Top of STUDY MATERIAL
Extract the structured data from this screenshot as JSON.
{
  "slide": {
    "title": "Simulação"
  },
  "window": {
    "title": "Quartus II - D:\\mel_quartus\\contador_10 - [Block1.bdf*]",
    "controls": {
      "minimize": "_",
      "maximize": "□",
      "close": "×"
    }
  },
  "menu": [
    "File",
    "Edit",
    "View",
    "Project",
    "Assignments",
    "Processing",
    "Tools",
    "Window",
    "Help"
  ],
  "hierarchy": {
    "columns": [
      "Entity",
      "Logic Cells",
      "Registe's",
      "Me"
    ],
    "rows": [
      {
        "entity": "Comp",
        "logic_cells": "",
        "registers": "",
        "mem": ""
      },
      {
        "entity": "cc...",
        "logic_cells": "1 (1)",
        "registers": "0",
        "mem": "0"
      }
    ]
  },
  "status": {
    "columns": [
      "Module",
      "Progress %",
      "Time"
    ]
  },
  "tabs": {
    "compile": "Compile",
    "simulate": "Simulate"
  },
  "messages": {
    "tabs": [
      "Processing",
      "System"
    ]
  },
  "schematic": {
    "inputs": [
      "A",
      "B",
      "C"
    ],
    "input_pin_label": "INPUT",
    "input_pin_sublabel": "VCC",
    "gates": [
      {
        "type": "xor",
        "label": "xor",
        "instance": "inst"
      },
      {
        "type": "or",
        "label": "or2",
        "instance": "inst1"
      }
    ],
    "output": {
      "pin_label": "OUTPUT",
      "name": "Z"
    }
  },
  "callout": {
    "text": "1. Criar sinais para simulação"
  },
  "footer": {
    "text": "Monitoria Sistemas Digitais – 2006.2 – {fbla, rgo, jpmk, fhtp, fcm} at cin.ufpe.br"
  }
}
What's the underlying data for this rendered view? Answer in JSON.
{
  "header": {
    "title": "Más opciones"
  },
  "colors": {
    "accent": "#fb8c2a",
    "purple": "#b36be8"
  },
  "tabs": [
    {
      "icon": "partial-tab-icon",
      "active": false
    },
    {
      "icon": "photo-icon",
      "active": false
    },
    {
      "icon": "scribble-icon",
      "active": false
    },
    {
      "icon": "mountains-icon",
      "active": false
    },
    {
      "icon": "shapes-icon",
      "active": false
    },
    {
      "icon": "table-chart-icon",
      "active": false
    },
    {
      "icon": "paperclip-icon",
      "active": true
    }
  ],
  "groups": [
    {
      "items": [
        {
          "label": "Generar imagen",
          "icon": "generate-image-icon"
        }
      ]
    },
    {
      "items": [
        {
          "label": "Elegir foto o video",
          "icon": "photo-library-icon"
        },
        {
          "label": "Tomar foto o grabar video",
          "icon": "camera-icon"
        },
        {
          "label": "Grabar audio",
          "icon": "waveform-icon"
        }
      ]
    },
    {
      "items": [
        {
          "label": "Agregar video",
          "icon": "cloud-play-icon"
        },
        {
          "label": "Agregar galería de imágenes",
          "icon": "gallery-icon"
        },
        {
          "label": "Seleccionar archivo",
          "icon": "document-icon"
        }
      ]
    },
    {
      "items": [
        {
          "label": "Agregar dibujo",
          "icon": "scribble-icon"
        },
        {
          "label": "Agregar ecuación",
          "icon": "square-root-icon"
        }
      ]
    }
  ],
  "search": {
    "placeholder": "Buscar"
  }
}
Bottom of STUDY MATERIAL
TRY IT: Output nothing but the lines from the one that contains "What's the underlying" through the final line of the entries above, exactly as they appear.

TASK ANSWER:
What's the underlying data for this rendered view? Answer in JSON.
{
  "header": {
    "title": "Más opciones"
  },
  "colors": {
    "accent": "#fb8c2a",
    "purple": "#b36be8"
  },
  "tabs": [
    {
      "icon": "partial-tab-icon",
      "active": false
    },
    {
      "icon": "photo-icon",
      "active": false
    },
    {
      "icon": "scribble-icon",
      "active": false
    },
    {
      "icon": "mountains-icon",
      "active": false
    },
    {
      "icon": "shapes-icon",
      "active": false
    },
    {
      "icon": "table-chart-icon",
      "active": false
    },
    {
      "icon": "paperclip-icon",
      "active": true
    }
  ],
  "groups": [
    {
      "items": [
        {
          "label": "Generar imagen",
          "icon": "generate-image-icon"
        }
      ]
    },
    {
      "items": [
        {
          "label": "Elegir foto o video",
          "icon": "photo-library-icon"
        },
        {
          "label": "Tomar foto o grabar video",
          "icon": "camera-icon"
        },
        {
          "label": "Grabar audio",
          "icon": "waveform-icon"
        }
      ]
    },
    {
      "items": [
        {
          "label": "Agregar video",
          "icon": "cloud-play-icon"
        },
        {
          "label": "Agregar galería de imágenes",
          "icon": "gallery-icon"
        },
        {
          "label": "Seleccionar archivo",
          "icon": "document-icon"
        }
      ]
    },
    {
      "items": [
        {
          "label": "Agregar dibujo",
          "icon": "scribble-icon"
        },
        {
          "label": "Agregar ecuación",
          "icon": "square-root-icon"
        }
      ]
    }
  ],
  "search": {
    "placeholder": "Buscar"
  }
}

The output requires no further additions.